EXCERPTED TEXT:
Los Angeles Lakers
Byron Scott: Lakers won't lose on purpose to save their draft pick
Los Angeles Lakers

Byron Scott: Lakers won't lose on purpose to save their draft pick

Published Feb. 24, 2016 4:59 p.m. ET

The Lakers have the second-worst record in the league at the moment, and it's important that they stay near the bottom of the standings if they want to hang on to their pick in this year's NBA Draft.

L.A. traded away the pick as part of the deal to acquire Steve Nash back in 2012, and it now belongs to the Sixers. But it only conveys this season if it falls outside of the top three. And while the draft lottery will ultimately determine where that pick falls, the Lakers could dramatically improve their chances of keeping it by losing as many games as possible the rest of the way.

There are plenty of fans who see this as a perfectly realistic way to proceed, but players and coaches in the league simply are not wired that way, no matter the set of circumstances. Byron Scott reiterated this to reporters on Wednesday, and insisted that the Lakers would never, ever attempt to lose games on purpose: 

“You don’t go out there trying to lose basketball games,” Scott said, via Mike Bresnahan of the L.A. Times.  “I think that’s a bad way to present that to your team, ‘We’re trying to lose so we can protect the top-three pick.’ That’s a bad omen to me.

WRITTEN PROBLEM 1:
According to the Lakers article, which team now owns the Lakers' draft pick?
The rows that follow have no connection to the Lakers article above.

DATASET CONTENT:
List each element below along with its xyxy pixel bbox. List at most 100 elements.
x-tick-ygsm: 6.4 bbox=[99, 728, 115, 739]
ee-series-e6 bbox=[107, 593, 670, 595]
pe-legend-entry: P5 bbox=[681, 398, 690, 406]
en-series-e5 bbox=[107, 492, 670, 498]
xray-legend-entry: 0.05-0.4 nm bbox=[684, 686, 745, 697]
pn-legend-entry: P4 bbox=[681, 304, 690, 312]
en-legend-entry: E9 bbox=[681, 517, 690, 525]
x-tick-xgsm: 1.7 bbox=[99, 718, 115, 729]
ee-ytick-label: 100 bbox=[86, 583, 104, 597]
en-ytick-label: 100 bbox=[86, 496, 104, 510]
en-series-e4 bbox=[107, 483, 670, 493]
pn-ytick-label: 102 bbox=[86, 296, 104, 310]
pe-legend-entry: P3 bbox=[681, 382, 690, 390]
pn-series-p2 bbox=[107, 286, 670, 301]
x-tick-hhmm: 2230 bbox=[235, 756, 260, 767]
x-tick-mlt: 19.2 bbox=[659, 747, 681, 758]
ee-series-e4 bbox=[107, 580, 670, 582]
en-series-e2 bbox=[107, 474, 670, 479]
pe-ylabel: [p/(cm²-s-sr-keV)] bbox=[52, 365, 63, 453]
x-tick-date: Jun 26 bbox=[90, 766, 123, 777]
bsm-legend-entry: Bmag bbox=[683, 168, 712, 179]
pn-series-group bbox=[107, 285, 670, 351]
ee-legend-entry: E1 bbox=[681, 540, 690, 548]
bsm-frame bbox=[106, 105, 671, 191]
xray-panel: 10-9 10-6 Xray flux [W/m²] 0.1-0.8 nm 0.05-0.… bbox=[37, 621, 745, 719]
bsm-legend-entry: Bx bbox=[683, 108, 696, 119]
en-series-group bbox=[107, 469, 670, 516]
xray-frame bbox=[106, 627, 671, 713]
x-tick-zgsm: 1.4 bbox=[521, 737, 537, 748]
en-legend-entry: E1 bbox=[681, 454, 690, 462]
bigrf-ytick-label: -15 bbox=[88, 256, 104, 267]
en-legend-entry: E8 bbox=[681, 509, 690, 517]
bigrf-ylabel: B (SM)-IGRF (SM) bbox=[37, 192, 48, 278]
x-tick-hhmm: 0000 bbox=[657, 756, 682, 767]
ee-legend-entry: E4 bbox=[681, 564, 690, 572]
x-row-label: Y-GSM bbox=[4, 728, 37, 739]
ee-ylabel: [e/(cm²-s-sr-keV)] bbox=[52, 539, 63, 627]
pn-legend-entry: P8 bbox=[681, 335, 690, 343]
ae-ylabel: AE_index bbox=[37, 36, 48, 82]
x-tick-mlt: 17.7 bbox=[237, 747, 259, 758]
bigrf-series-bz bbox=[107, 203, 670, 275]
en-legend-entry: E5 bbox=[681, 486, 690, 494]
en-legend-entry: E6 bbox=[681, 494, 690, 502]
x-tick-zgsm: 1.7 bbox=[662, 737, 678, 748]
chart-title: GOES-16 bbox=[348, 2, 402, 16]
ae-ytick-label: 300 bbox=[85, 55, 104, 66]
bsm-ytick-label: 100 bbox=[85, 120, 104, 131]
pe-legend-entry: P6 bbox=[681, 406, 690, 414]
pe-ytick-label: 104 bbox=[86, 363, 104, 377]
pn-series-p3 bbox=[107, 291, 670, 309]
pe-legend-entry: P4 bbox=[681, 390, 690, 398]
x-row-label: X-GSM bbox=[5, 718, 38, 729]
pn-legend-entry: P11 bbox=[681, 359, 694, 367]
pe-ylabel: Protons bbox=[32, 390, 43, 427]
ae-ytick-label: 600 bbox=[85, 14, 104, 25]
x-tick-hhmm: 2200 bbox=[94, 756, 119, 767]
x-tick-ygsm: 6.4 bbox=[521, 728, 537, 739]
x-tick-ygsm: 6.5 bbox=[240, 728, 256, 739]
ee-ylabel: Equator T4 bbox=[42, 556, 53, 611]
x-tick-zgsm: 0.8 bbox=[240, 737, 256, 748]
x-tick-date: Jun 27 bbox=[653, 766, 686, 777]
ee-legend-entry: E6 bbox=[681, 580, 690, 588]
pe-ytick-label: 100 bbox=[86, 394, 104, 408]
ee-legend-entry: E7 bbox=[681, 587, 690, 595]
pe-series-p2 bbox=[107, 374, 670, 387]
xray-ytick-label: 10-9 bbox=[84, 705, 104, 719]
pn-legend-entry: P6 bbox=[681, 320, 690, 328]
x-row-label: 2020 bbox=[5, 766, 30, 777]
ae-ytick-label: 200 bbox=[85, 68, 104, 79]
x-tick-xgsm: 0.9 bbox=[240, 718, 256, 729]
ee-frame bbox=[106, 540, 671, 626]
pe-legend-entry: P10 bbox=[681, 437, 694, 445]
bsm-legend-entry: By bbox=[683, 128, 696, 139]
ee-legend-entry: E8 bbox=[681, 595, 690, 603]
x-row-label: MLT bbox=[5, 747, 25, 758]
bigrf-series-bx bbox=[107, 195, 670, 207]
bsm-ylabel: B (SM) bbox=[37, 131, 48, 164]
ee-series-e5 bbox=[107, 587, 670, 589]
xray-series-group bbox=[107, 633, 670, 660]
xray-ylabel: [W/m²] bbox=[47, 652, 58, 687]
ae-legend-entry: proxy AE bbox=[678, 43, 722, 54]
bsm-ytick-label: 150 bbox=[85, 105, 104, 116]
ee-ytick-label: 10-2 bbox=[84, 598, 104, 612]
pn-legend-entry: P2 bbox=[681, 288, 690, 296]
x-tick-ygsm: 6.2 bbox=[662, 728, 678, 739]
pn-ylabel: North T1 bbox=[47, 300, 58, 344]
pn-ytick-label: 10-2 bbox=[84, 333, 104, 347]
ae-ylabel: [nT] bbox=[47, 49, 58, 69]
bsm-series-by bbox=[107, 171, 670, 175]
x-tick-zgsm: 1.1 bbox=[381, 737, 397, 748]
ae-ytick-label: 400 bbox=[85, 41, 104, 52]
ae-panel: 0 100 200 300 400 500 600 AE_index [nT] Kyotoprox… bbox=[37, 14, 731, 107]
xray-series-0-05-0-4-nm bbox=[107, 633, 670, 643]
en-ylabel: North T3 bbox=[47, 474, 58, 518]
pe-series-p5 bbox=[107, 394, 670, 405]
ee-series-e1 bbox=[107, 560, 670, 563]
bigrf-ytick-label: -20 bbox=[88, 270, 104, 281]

WRITTEN PROBLEM 2:
Can you rewrite the stretch of rows from the first one through the line containing "x-tick-xgsm: 1.7 bbox=[99, 718, 115, 729]", replacing "legend-entry" with "legend-item" and leaving everything else unchanged?

OUTPUT 1:
The Sixers.

OUTPUT 2:
List each element below along with its xyxy pixel bbox. List at most 100 elements.
x-tick-ygsm: 6.4 bbox=[99, 728, 115, 739]
ee-series-e6 bbox=[107, 593, 670, 595]
pe-legend-item: P5 bbox=[681, 398, 690, 406]
en-series-e5 bbox=[107, 492, 670, 498]
xray-legend-item: 0.05-0.4 nm bbox=[684, 686, 745, 697]
pn-legend-item: P4 bbox=[681, 304, 690, 312]
en-legend-item: E9 bbox=[681, 517, 690, 525]
x-tick-xgsm: 1.7 bbox=[99, 718, 115, 729]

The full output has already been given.